Brano scelto

Una recente decisione del Tribunale di Treviso riscopre, in realtà, un principio che era stato già affermato dalla sentenza 9287/97 della Cassazione. In quella occasione i giudici della Corte ribadirono che il dovere di fedeltà, che l'articolo 143 del codice civile inserisce tra gli obblighi nascenti dal matrimonio, consiste nell'impegno di ciascun coniuge di non tradire la fiducia reciproca o meglio - come si legge in una nota del tempo (fonte: DeJure Giuffrè) - "di non tradire il rapporto di dedizione fisica e spirituale tra i coniugi che dura quanto dura il matrimonio e non deve essere intesa soltanto come astensione da relazioni sessuali extraconiugali. *La violazione dell'obbligo di fedeltà può assumere rilievo anche in assenza della prova specifica di una relazione sessuale extraconiugale intrapresa da un coniuge, essendo sufficiente l'esternazione di comportamenti tali da ledere il rapporto di dedizione fisica e spirituale tra i coniugi ferendo la sensibilità e la dignità di colui o colei che subisce gli effetti di quei comportamenti*. Ciò può avvenire anche dopo l'insorgere dello stato di separazione non essendo da escludere che questa lasci sussistere tra i coniugi una (magari limitata) solidarietà, tale da giustificare la permanenza dell'obbligo di fedeltà". 

http://www3.lastampa.it/i-tuoi-diritti/sezioni/famiglia-successioni/news/articolo/lstp/65641/


----------



## Leonardo Da Vinci (7 Settembre 2010)

ma l'addebito della separazione non era scomparso?


----------



## Persa/Ritrovata (7 Settembre 2010)

Leonardo Da Vinci ha detto:


> ma l'addebito della separazione non era scomparso?


 Era scomparsa la separazione per colpa.


----------



## Persa/Ritrovata (7 Settembre 2010)

*Tradimenti ostentati equipqrati a maltrattamento*

News
01/10/2009 - 
*Condannato settantenne che ostentava l'infedeltà verso la moglie *
*Vantarsi dei propri tradimenti e umiliare ripetutamente la moglie può costare molto caro, persino una condanna per maltrattamenti.* 
La Cassazione ha convalidato la condanna (due anni e sei mesi) per il reato punito dall’art. 572 del codice penale nei confronti di un settantenne lombardo che per ben tredici mesi, dal febbraio 2001 al marzo dell’anno successivo, aveva sottoposto la consorte ad una serie di umiliazioni, ostentando di averla più volte tradita nel corso degli anni.

Righe elencate

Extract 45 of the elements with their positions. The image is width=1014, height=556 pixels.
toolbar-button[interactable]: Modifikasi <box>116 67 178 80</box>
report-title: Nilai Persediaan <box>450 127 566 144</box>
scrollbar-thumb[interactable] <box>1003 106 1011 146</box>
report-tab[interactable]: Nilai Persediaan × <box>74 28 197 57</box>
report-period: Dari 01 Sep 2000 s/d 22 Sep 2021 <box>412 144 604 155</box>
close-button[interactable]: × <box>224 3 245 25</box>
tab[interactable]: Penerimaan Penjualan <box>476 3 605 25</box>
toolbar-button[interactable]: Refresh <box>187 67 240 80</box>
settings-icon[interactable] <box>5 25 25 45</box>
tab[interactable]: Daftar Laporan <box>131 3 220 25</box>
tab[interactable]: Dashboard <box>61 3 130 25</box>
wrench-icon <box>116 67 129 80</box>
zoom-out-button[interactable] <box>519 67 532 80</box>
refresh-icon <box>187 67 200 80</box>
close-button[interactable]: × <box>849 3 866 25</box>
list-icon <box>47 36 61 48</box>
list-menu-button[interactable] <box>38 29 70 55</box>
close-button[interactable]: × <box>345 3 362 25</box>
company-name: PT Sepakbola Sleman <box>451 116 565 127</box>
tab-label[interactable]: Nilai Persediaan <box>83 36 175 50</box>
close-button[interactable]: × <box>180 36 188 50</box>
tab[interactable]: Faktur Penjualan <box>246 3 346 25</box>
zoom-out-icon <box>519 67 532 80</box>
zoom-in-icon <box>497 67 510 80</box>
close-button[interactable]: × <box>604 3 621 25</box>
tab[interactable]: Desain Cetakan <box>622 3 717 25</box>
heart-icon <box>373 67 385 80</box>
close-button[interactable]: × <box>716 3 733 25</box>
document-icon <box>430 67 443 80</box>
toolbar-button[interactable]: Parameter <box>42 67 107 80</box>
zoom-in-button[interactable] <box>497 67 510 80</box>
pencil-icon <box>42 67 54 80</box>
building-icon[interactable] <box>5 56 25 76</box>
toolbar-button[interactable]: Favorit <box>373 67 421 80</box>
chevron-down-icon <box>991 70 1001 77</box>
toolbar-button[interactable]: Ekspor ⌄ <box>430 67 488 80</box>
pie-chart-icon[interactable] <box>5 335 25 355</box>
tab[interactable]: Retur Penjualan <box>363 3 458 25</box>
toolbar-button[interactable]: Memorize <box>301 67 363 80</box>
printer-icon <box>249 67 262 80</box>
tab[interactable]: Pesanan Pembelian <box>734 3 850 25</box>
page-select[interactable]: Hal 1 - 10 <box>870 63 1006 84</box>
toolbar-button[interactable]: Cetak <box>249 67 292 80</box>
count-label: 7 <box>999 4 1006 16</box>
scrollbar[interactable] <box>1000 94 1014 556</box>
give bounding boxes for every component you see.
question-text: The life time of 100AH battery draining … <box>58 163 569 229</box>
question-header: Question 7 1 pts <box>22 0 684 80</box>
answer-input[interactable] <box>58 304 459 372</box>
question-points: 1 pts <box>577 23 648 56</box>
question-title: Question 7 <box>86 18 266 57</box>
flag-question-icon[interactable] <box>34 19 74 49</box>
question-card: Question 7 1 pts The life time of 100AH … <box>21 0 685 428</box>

Esercizi
(1) Secondo il brano sull'obbligo di fedeltà, quale articolo del codice civile colloca il dovere di fedeltà tra gli obblighi che nascono dal matrimonio?
(2) Elenca tutte le sentenze e gli articoli di legge che il brano sull'obbligo di fedeltà richiama con un numero.
(3) Prosegui il brano sull'obbligo di fedeltà a partire dall'ultima frase riportata.

Soluzioni
(1) L'articolo 143 del codice civile.

(2)
- la sentenza 9287/97 della Cassazione
- l'articolo 143 del codice civile
- l'art. 572 del codice penale

(3)
*Il caso* 
L'uomo era già stato condannato per maltrattamenti dalla Corte d’appello di Milano, nel gennaio scorso. Il suo ricorso in Cassazione - rivelatosi inutile - serviva a dimostrare che le umiliazioni nei confronti della moglie non erano abituali. La Sesta sezione penale (sentenza 38125) lo ha bocciato evidenziando che "la corte d’appello ha osservato che la continua serie di insulti, prepotenze, tra le quali l’infedeltà ostentata" da parte del marito "rendevano certi dell’esistenza di una condotta dell’imputato reiteratamente e abitualmente prevaricatrice, tendente ad umiliare e sottoporre la congiunta a sofferenze fisiche e morali, così da renderle penosa l’esistenza". E' stata così accolta, perchè dichiarata attendibile, la versione della moglie (in primo grado non ritenuta credibile) la quale "non aveva manifestato alcuna animosità nei confronti del marito tanto che non aveva avanzato alcuna pretesa risarcitoria". 
http://www3.lastampa.it/i-tuoi-diritti/sezioni/famiglia-successioni/news/articolo/lstp/65371/


----------



## Leonardo Da Vinci (7 Settembre 2010)

Persa/Ritrovata ha detto:


> Era scomparsa la separazione per colpa.


 se dai addebito mi pare che cambi nella forma ma non nella sostanza


----------



## Persa/Ritrovata (7 Settembre 2010)

Leonardo Da Vinci ha detto:


> se dai addebito mi pare che cambi nella forma ma non nella sostanza


 Questo non lo so.
Non ho conoscenze giuridiche per saperlo.
Però l'ho postato perché mi pare che ci siano persone che si sentono quasi in colpa a chiedere la separazione quando le sentenze che ho riportato dimostrano che non solo ne hanno facoltà, ma anche tutti i diritti.


----------



## Leonardo Da Vinci (7 Settembre 2010)

Persa/Ritrovata ha detto:


> Questo non lo so.
> Non ho conoscenze giuridiche per saperlo.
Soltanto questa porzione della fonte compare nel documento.